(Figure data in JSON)
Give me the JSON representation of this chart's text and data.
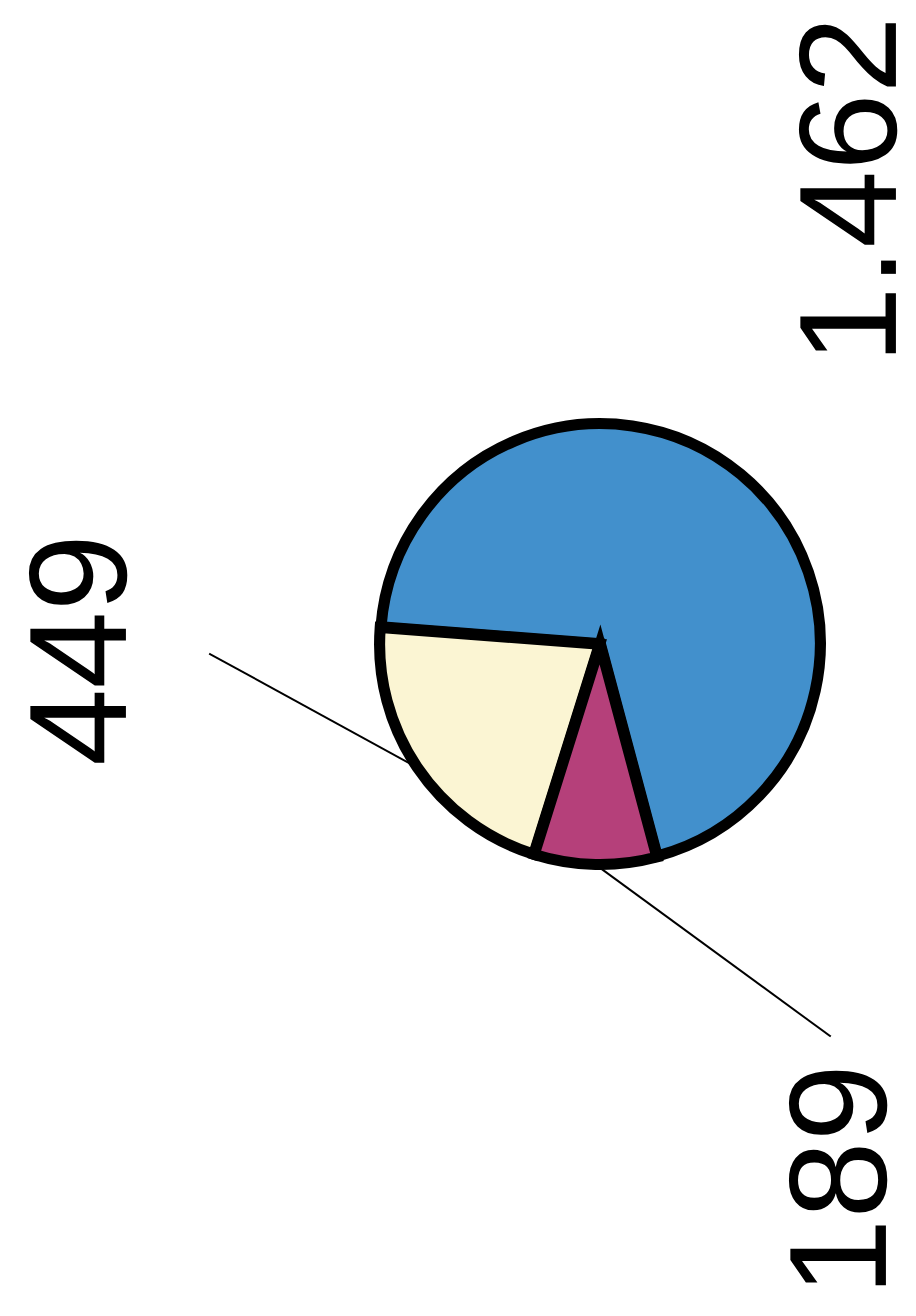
{
  "chart_data": {
    "type": "pie",
    "categories": [
      null,
      null,
      null
    ],
    "values": [
      1462,
      449,
      189
    ],
    "value_labels": [
      "1.462",
      "449",
      "189"
    ],
    "colors": [
      "#4290cc",
      "#fbf5d3",
      "#b5407a"
    ]
  }
}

# The request:
Copy the records exactly as they appear, excluding images.

# Exercise result:
Give me the JSON representation of this chart's text and data.
{
  "chart_data": {
    "type": "pie",
    "categories": [
      null,
      null,
      null
    ],
    "values": [
      1462,
      449,
      189
    ],
    "value_labels": [
      "1.462",
      "449",
      "189"
    ],
    "colors": [
      "#4290cc",
      "#fbf5d3",
      "#b5407a"
    ]
  }
}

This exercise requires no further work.